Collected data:
★ ★ ★ ★
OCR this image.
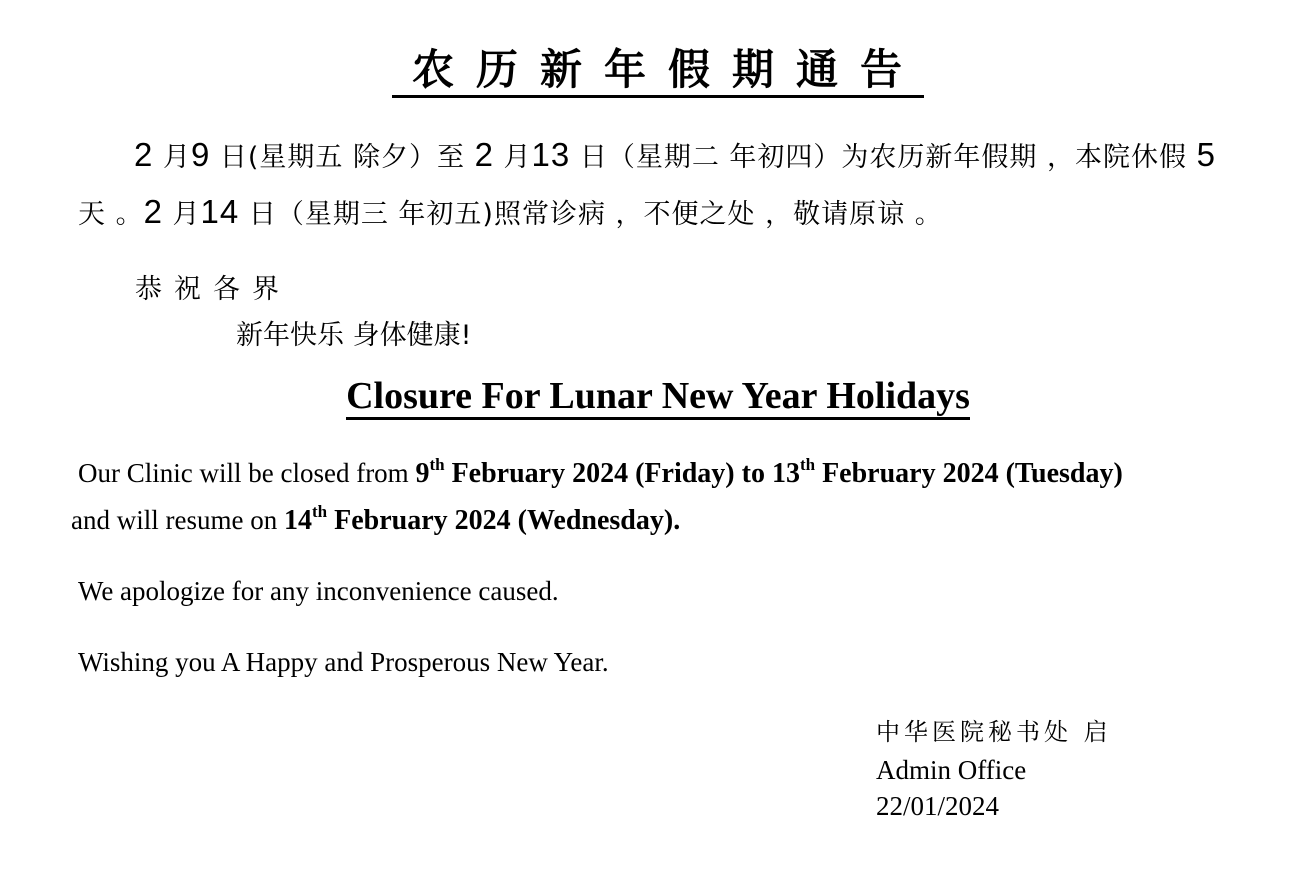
农历新年假期通告
2 月9 日(星期五 除夕）至 2 月13 日（星期二 年初四）为农历新年假期 ，本院休假 5 天 。2 月14 日（星期三 年初五)照常诊病 ，不便之处 ，敬请原谅 。
恭祝各界
新年快乐 身体健康!
Closure For Lunar New Year Holidays
Our Clinic will be closed from 9th February 2024 (Friday) to 13th February 2024 (Tuesday)
and will resume on 14th February 2024 (Wednesday).
We apologize for any inconvenience caused.
Wishing you A Happy and Prosperous New Year.
中华医院秘书处 启
Admin Office
22/01/2024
★ ★ ★ ★
Requirements: Exclude the pictures and repeat every other part of the records word for word.

Output below:
OCR this image.
农历新年假期通告
2 月9 日(星期五 除夕）至 2 月13 日（星期二 年初四）为农历新年假期 ，本院休假 5 天 。2 月14 日（星期三 年初五)照常诊病 ，不便之处 ，敬请原谅 。
恭祝各界
新年快乐 身体健康!
Closure For Lunar New Year Holidays
Our Clinic will be closed from 9th February 2024 (Friday) to 13th February 2024 (Tuesday)
and will resume on 14th February 2024 (Wednesday).
We apologize for any inconvenience caused.
Wishing you A Happy and Prosperous New Year.
中华医院秘书处 启
Admin Office
22/01/2024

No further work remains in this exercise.